## PROBLEM STATEMENT
Give every entry again, word for word.

══ DATASET EXTRACT ══

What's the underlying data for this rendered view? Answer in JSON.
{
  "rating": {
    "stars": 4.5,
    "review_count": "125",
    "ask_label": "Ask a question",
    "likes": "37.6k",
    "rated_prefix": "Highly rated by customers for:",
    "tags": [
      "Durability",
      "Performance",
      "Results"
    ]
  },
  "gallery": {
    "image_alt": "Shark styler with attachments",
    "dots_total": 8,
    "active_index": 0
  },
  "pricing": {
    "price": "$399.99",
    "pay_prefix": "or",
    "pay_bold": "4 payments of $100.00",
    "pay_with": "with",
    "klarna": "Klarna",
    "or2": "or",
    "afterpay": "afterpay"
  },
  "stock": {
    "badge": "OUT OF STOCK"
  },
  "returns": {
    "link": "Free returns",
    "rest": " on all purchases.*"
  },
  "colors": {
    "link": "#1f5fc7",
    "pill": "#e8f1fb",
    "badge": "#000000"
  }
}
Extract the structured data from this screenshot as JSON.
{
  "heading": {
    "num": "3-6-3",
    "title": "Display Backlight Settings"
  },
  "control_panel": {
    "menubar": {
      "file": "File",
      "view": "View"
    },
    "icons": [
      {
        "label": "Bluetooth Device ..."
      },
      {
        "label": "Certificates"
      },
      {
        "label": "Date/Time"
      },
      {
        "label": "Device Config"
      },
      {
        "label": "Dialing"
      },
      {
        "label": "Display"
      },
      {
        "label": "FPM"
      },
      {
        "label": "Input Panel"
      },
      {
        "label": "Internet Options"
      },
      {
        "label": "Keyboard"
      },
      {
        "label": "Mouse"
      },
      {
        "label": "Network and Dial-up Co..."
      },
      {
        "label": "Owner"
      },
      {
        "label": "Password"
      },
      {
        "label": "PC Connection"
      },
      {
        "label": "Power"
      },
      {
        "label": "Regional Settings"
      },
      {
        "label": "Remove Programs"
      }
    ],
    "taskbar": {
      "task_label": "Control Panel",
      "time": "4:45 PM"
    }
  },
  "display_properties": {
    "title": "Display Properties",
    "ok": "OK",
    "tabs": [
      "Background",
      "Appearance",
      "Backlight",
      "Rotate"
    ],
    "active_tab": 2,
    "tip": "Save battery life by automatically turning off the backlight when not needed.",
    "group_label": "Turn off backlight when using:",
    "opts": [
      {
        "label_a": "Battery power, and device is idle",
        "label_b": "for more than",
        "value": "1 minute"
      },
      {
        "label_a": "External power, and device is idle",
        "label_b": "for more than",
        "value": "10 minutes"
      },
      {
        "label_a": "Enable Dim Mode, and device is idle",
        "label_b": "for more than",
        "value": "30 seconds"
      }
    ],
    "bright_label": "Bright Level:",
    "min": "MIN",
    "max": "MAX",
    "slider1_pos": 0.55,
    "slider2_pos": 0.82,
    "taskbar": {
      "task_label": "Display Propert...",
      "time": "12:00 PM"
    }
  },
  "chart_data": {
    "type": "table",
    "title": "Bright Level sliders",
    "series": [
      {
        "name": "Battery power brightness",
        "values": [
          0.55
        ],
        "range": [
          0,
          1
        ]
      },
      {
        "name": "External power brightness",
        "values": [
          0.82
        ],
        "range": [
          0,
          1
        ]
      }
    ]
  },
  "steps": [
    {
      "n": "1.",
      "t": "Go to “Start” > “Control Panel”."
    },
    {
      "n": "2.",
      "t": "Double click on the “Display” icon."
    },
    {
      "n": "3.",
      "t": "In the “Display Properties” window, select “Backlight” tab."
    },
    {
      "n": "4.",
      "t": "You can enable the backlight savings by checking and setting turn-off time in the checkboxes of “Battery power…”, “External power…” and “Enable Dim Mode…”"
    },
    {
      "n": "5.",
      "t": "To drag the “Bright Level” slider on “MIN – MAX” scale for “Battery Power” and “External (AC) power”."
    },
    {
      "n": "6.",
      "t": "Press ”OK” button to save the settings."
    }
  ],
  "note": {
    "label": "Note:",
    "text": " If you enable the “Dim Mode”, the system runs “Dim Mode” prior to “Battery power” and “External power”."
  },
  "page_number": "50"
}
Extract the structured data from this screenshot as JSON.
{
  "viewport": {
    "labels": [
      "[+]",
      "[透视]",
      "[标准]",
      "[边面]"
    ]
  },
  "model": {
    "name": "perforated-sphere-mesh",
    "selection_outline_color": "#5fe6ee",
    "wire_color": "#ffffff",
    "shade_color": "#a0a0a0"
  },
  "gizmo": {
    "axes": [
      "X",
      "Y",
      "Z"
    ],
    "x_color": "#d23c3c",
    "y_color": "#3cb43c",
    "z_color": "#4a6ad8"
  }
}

═══

## FULL RESPONSE
What's the underlying data for this rendered view? Answer in JSON.
{
  "rating": {
    "stars": 4.5,
    "review_count": "125",
    "ask_label": "Ask a question",
    "likes": "37.6k",
    "rated_prefix": "Highly rated by customers for:",
    "tags": [
      "Durability",
      "Performance",
      "Results"
    ]
  },
  "gallery": {
    "image_alt": "Shark styler with attachments",
    "dots_total": 8,
    "active_index": 0
  },
  "pricing": {
    "price": "$399.99",
    "pay_prefix": "or",
    "pay_bold": "4 payments of $100.00",
    "pay_with": "with",
    "klarna": "Klarna",
    "or2": "or",
    "afterpay": "afterpay"
  },
  "stock": {
    "badge": "OUT OF STOCK"
  },
  "returns": {
    "link": "Free returns",
    "rest": " on all purchases.*"
  },
  "colors": {
    "link": "#1f5fc7",
    "pill": "#e8f1fb",
    "badge": "#000000"
  }
}
Extract the structured data from this screenshot as JSON.
{
  "heading": {
    "num": "3-6-3",
    "title": "Display Backlight Settings"
  },
  "control_panel": {
    "menubar": {
      "file": "File",
      "view": "View"
    },
    "icons": [
      {
        "label": "Bluetooth Device ..."
      },
      {
        "label": "Certificates"
      },
      {
        "label": "Date/Time"
      },
      {
        "label": "Device Config"
      },
      {
        "label": "Dialing"
      },
      {
        "label": "Display"
      },
      {
        "label": "FPM"
      },
      {
        "label": "Input Panel"
      },
      {
        "label": "Internet Options"
      },
      {
        "label": "Keyboard"
      },
      {
        "label": "Mouse"
      },
      {
        "label": "Network and Dial-up Co..."
      },
      {
        "label": "Owner"
      },
      {
        "label": "Password"
      },
      {
        "label": "PC Connection"
      },
      {
        "label": "Power"
      },
      {
        "label": "Regional Settings"
      },
      {
        "label": "Remove Programs"
      }
    ],
    "taskbar": {
      "task_label": "Control Panel",
      "time": "4:45 PM"
    }
  },
  "display_properties": {
    "title": "Display Properties",
    "ok": "OK",
    "tabs": [
      "Background",
      "Appearance",
      "Backlight",
      "Rotate"
    ],
    "active_tab": 2,
    "tip": "Save battery life by automatically turning off the backlight when not needed.",
    "group_label": "Turn off backlight when using:",
    "opts": [
      {
        "label_a": "Battery power, and device is idle",
        "label_b": "for more than",
        "value": "1 minute"
      },
      {
        "label_a": "External power, and device is idle",
        "label_b": "for more than",
        "value": "10 minutes"
      },
      {
        "label_a": "Enable Dim Mode, and device is idle",
        "label_b": "for more than",
        "value": "30 seconds"
      }
    ],
    "bright_label": "Bright Level:",
    "min": "MIN",
    "max": "MAX",
    "slider1_pos": 0.55,
    "slider2_pos": 0.82,
    "taskbar": {
      "task_label": "Display Propert...",
      "time": "12:00 PM"
    }
  },
  "chart_data": {
    "type": "table",
    "title": "Bright Level sliders",
    "series": [
      {
        "name": "Battery power brightness",
        "values": [
          0.55
        ],
        "range": [
          0,
          1
        ]
      },
      {
        "name": "External power brightness",
        "values": [
          0.82
        ],
        "range": [
          0,
          1
        ]
      }
    ]
  },
  "steps": [
    {
      "n": "1.",
      "t": "Go to “Start” > “Control Panel”."
    },
    {
      "n": "2.",
      "t": "Double click on the “Display” icon."
    },
    {
      "n": "3.",
      "t": "In the “Display Properties” window, select “Backlight” tab."
    },
    {
      "n": "4.",
      "t": "You can enable the backlight savings by checking and setting turn-off time in the checkboxes of “Battery power…”, “External power…” and “Enable Dim Mode…”"
    },
    {
      "n": "5.",
      "t": "To drag the “Bright Level” slider on “MIN – MAX” scale for “Battery Power” and “External (AC) power”."
    },
    {
      "n": "6.",
      "t": "Press ”OK” button to save the settings."
    }
  ],
  "note": {
    "label": "Note:",
    "text": " If you enable the “Dim Mode”, the system runs “Dim Mode” prior to “Battery power” and “External power”."
  },
  "page_number": "50"
}
Extract the structured data from this screenshot as JSON.
{
  "viewport": {
    "labels": [
      "[+]",
      "[透视]",
      "[标准]",
      "[边面]"
    ]
  },
  "model": {
    "name": "perforated-sphere-mesh",
    "selection_outline_color": "#5fe6ee",
    "wire_color": "#ffffff",
    "shade_color": "#a0a0a0"
  },
  "gizmo": {
    "axes": [
      "X",
      "Y",
      "Z"
    ],
    "x_color": "#d23c3c",
    "y_color": "#3cb43c",
    "z_color": "#4a6ad8"
  }
}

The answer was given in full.